===== DATASET EXCERPTS

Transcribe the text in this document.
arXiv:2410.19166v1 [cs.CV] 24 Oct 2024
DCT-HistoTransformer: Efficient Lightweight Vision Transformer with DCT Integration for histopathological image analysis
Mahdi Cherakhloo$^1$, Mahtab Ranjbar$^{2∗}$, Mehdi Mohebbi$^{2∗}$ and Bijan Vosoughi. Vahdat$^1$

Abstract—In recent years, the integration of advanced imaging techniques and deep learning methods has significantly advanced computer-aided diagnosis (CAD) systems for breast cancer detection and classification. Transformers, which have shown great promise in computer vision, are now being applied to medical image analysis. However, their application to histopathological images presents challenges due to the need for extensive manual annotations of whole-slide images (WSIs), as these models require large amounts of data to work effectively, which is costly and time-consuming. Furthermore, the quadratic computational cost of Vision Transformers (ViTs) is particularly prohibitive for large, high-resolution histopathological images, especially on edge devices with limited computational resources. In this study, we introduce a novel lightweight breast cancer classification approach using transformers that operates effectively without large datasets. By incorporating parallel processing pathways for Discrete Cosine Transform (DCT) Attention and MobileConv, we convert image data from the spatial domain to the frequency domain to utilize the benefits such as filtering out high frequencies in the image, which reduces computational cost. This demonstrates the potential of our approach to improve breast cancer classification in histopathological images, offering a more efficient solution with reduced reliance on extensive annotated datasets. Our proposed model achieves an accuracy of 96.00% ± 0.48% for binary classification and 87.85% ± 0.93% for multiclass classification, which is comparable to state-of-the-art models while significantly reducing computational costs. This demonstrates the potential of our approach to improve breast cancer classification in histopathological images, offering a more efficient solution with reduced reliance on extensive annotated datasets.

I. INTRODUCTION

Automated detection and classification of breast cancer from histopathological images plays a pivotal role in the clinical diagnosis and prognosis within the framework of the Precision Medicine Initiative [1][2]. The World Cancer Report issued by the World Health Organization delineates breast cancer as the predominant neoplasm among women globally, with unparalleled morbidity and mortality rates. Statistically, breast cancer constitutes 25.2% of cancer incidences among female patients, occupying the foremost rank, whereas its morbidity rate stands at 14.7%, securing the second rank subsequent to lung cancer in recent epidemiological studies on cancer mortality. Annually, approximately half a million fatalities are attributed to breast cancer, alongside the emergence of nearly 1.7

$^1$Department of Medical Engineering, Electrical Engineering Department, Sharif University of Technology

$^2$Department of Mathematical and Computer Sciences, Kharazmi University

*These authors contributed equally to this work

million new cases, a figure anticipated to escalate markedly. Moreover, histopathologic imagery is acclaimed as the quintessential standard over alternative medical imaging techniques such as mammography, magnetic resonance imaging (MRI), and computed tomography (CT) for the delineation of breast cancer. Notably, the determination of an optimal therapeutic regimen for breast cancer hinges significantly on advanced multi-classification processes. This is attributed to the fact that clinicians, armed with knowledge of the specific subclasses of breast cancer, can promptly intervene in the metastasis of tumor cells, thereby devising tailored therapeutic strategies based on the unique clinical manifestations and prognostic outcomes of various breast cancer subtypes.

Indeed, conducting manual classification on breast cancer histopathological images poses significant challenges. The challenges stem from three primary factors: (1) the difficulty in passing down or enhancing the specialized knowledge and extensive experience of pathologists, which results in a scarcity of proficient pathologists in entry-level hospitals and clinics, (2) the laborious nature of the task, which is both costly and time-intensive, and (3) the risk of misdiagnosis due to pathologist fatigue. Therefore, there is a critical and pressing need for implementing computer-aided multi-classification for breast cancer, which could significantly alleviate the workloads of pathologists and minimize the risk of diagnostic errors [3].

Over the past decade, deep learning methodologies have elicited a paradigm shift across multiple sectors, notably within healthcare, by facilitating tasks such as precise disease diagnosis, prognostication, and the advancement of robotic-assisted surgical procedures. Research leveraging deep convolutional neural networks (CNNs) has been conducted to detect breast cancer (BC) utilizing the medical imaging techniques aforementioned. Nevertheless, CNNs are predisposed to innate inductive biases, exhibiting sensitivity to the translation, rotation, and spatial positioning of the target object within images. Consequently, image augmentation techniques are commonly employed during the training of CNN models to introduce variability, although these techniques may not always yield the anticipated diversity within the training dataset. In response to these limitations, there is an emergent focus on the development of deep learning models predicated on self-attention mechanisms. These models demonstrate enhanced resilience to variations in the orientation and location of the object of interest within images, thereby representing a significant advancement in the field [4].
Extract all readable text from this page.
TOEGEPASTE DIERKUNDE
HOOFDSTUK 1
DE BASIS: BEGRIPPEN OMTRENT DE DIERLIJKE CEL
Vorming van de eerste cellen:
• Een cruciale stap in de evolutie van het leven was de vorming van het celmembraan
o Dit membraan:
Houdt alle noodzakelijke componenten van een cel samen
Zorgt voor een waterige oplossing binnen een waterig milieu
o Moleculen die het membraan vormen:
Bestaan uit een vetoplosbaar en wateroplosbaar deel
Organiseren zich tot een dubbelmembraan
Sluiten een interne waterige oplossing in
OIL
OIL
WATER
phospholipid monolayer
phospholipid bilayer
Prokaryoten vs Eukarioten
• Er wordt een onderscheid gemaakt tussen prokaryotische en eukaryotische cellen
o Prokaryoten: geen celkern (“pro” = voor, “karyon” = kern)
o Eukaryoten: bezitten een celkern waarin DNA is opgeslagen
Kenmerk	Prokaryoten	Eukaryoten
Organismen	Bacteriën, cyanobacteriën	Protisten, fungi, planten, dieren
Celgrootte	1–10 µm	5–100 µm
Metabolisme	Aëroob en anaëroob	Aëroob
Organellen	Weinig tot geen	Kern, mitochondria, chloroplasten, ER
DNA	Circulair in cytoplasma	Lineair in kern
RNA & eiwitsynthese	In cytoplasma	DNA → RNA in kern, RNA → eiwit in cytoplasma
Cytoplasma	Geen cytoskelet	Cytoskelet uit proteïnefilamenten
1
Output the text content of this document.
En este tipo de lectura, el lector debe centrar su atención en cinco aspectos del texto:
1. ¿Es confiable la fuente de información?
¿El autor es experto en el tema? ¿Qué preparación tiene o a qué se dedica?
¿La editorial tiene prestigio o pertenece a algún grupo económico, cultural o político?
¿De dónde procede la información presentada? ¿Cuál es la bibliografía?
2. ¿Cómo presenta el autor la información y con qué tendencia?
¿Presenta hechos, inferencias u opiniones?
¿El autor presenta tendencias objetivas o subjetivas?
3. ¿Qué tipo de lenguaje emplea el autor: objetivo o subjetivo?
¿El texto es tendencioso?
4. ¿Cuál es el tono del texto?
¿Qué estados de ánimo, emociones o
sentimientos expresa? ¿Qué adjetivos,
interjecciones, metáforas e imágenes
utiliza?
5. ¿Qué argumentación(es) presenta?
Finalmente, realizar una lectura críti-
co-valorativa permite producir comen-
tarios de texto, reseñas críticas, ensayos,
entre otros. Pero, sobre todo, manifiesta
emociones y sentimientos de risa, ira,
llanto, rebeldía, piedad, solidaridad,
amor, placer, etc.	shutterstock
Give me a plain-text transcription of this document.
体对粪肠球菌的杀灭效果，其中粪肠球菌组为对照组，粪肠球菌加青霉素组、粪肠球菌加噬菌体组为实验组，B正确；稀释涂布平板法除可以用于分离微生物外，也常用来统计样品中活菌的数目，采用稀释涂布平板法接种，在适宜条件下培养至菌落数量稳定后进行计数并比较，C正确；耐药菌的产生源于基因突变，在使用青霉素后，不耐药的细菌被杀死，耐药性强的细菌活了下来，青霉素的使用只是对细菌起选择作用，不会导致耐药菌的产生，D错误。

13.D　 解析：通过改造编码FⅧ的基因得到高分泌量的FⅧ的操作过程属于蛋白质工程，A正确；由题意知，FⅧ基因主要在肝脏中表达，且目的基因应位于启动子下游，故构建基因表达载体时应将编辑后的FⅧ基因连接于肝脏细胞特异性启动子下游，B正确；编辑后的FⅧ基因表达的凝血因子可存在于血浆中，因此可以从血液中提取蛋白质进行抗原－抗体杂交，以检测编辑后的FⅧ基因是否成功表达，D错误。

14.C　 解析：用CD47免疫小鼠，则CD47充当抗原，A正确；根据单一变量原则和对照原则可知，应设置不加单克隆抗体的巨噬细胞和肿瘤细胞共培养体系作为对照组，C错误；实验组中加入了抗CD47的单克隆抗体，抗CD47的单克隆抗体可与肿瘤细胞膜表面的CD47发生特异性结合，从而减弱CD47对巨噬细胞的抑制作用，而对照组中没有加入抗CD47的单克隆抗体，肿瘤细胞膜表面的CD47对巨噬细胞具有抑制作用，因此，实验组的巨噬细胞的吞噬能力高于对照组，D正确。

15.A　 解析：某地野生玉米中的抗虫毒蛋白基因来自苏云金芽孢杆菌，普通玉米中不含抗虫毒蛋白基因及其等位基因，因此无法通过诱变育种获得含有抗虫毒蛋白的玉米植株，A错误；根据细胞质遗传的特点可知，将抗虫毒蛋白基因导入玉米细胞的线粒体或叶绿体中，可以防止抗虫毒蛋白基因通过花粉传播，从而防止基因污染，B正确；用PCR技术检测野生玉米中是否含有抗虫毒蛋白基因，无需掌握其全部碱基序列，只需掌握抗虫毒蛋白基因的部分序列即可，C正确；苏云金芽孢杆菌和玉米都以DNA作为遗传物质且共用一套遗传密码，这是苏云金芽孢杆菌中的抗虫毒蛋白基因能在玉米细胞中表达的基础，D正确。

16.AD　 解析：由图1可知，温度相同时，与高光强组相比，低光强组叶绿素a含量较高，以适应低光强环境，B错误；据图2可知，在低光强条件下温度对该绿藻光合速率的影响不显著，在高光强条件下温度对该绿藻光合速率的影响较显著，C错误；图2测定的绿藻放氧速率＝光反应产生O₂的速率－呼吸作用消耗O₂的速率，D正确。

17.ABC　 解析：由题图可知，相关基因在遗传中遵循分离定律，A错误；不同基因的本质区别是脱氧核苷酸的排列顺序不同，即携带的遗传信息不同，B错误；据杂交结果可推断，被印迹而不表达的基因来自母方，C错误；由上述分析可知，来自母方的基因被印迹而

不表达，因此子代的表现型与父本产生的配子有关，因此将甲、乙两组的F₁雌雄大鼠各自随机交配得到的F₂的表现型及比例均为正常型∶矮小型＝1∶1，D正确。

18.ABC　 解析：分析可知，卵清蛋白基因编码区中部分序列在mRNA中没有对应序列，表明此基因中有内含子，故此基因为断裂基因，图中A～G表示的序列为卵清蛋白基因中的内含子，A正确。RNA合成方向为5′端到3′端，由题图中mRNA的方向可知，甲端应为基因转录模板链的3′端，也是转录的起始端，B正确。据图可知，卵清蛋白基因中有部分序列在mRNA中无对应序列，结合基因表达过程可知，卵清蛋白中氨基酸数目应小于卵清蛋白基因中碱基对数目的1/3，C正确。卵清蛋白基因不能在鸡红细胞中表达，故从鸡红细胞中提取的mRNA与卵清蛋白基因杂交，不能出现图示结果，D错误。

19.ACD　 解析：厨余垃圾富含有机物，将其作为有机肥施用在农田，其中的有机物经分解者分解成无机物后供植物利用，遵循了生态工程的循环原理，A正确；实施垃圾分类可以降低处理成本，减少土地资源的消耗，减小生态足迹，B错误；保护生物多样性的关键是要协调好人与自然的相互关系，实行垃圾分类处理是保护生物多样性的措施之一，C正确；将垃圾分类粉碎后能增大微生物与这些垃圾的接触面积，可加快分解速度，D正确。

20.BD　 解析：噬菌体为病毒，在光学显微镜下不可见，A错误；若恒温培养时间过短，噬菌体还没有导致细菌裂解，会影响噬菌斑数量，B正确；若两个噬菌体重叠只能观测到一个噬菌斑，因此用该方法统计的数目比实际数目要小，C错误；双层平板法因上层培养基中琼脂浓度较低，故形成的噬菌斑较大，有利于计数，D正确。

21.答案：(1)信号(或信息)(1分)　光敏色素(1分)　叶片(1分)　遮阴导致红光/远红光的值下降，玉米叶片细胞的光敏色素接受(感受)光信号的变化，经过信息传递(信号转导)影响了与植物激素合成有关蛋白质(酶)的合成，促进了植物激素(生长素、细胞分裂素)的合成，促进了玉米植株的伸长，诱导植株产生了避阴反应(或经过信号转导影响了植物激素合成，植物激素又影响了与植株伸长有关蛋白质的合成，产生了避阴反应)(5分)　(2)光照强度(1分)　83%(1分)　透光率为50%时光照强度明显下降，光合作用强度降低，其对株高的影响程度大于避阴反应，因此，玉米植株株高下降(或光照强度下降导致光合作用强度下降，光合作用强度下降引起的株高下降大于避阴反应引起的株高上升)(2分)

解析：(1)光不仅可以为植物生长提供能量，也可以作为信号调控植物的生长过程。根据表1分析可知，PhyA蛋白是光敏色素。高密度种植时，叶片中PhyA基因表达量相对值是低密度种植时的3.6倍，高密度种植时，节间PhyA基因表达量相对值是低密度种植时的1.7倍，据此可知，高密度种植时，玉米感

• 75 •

==========

▶ [TASK TO COMPLETE]
The lines above that include "Cuál" should each be listed.

▶ [TASK OUTPUT]
¿De dónde procede la información presentada? ¿Cuál es la bibliografía?
4. ¿Cuál es el tono del texto?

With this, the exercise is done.